# [Page text]
****

Solar power in India is a fast developing industry. The country’s solar installed capacity reached 25.21 GW as of 31 December 2018.The International Solar Alliance (ISA), proposed by India as a founder member, is headquartered in India In 2015 the Indian government raised its solar target to 100 GW of solar capacity (including 40 GW from rooftop solar) by 2022 with the target investment of US$100 billion which though an ambitious target since the world’s installed solar-power capacity is expected to be 303 GW in 2017, is achievable due to the improvements in solar thermal storage power technology in recent years as the cheaper solar power need not depend on costly and polluting coal/gas/nuclear based power generation for ensuring stable grid operation.

****

# [Work to complete]
1. From the passage on solar power in India, copy word for word the part that opens with the words containing "Solar power in" and closes with "stable grid operation.".
2. According to the passage on solar power in India, what was the country's installed solar capacity as of 31 December 2018?
3. Resume the passage on solar power in India, starting right after its last sentence.

****

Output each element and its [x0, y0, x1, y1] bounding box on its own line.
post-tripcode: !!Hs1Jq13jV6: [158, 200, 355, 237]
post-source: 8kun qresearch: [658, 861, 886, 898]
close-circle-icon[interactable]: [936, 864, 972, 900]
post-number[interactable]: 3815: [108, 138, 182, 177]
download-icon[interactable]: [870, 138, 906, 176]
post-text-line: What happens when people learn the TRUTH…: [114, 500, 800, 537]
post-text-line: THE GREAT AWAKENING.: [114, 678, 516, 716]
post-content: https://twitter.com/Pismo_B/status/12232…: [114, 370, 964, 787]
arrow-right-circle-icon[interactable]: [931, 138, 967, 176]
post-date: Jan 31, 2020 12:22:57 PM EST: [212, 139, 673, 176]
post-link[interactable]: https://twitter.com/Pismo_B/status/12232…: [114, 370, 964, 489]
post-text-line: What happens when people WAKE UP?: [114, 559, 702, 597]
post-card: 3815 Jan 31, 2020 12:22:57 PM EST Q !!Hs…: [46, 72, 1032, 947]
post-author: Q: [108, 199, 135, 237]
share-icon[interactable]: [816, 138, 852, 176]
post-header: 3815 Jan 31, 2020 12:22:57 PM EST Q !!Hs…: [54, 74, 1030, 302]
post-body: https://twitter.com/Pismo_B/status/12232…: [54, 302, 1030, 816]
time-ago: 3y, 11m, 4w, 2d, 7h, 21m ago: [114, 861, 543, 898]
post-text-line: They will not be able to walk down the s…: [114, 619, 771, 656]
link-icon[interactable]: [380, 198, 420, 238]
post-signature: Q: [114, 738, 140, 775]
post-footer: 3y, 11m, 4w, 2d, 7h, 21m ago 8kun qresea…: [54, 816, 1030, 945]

****

# [Expected responses]
1.
Solar power in India is a fast developing industry. The country’s solar installed capacity reached 25.21 GW as of 31 December 2018.The International Solar Alliance (ISA), proposed by India as a founder member, is headquartered in India In 2015 the Indian government raised its solar target to 100 GW of solar capacity (including 40 GW from rooftop solar) by 2022 with the target investment of US$100 billion which though an ambitious target since the world’s installed solar-power capacity is expected to be 303 GW in 2017, is achievable due to the improvements in solar thermal storage power technology in recent years as the cheaper solar power need not depend on costly and polluting coal/gas/nuclear based power generation for ensuring stable grid operation.

2. 25.21 GW

3.
The 20 GW capacity was initially targeted for 2022 but the government achieved the target four years ahead of schedule.India expanded its solar-generation capacity 8 times from 2,650 MW on 26 May 2014 to over 20 GW as on 31 January 2018. The country added 3 GW of solar capacity in 2015-2016, 5 GW in 2016-2017 and over 10 GW in 2017-2018, with the average current price of solar electricity dropping to 18% below the average price of its coal-fired counterpart
Rooftop solar power accounts for 3.4 GW, of which 70% is industrial or commercial. In addition to its large-scale grid-connected solar PV initiative, India is developing off-grid solar power for local energy needs. Solar products have increasingly helped to meet rural needs; by the end of 2015 just under one million solar lanterns were sold in the country, reducing the need for kerosene. That year, 118,700 solar home lighting systems were installed and 46,655 solar street lighting installations were provided under a national program; just over 1.4 million solar cookers were distributed in India. In January 2019, Indian Railways announced the plan to install 4 GW capacity along its tracks.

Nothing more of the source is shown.